Every record should be repeated exactly, except that pictures are left out.

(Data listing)
================================
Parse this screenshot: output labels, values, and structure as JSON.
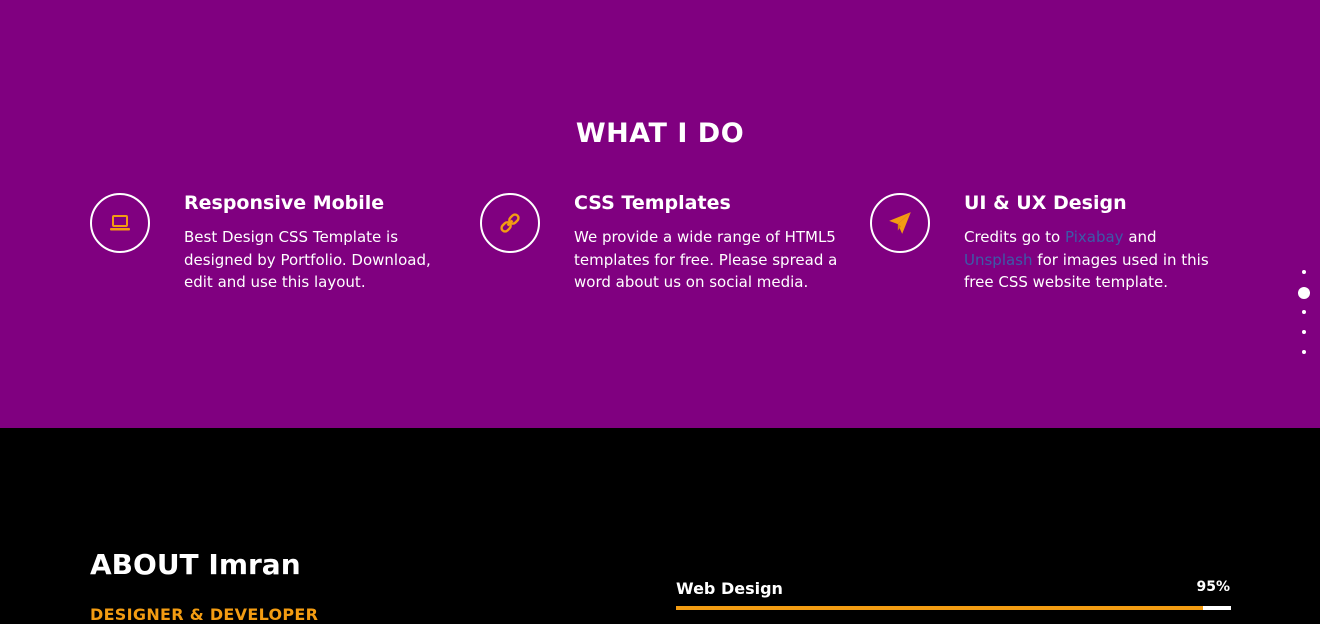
{
  "services": {
    "title": "WHAT I DO",
    "items": [
      {
        "icon": "laptop-icon",
        "title": "Responsive Mobile",
        "desc": "Best Design CSS Template is designed by Portfolio. Download, edit and use this layout."
      },
      {
        "icon": "link-icon",
        "title": "CSS Templates",
        "desc": "We provide a wide range of HTML5 templates for free. Please spread a word about us on social media."
      },
      {
        "icon": "paper-plane-icon",
        "title": "UI & UX Design",
        "desc_prefix": "Credits go to",
        "link1": "Pixabay",
        "desc_and": "and",
        "link2": "Unsplash",
        "desc_suffix": "for images used in this free CSS website template."
      }
    ]
  },
  "nav_dots": {
    "count": 5,
    "active_index": 1
  },
  "about": {
    "title": "ABOUT Imran",
    "subtitle": "DESIGNER & DEVELOPER"
  },
  "skills": [
    {
      "label": "Web Design",
      "percent_label": "95%",
      "percent": 95
    }
  ],
  "colors": {
    "purple_bg": "#800080",
    "dark_bg": "#000000",
    "accent": "#f39c12",
    "link": "#3b5ba8"
  }
}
================================
▶ **TASK SOLUTION**:
Parse this screenshot: output labels, values, and structure as JSON.
{
  "services": {
    "title": "WHAT I DO",
    "items": [
      {
        "icon": "laptop-icon",
        "title": "Responsive Mobile",
        "desc": "Best Design CSS Template is designed by Portfolio. Download, edit and use this layout."
      },
      {
        "icon": "link-icon",
        "title": "CSS Templates",
        "desc": "We provide a wide range of HTML5 templates for free. Please spread a word about us on social media."
      },
      {
        "icon": "paper-plane-icon",
        "title": "UI & UX Design",
        "desc_prefix": "Credits go to",
        "link1": "Pixabay",
        "desc_and": "and",
        "link2": "Unsplash",
        "desc_suffix": "for images used in this free CSS website template."
      }
    ]
  },
  "nav_dots": {
    "count": 5,
    "active_index": 1
  },
  "about": {
    "title": "ABOUT Imran",
    "subtitle": "DESIGNER & DEVELOPER"
  },
  "skills": [
    {
      "label": "Web Design",
      "percent_label": "95%",
      "percent": 95
    }
  ],
  "colors": {
    "purple_bg": "#800080",
    "dark_bg": "#000000",
    "accent": "#f39c12",
    "link": "#3b5ba8"
  }
}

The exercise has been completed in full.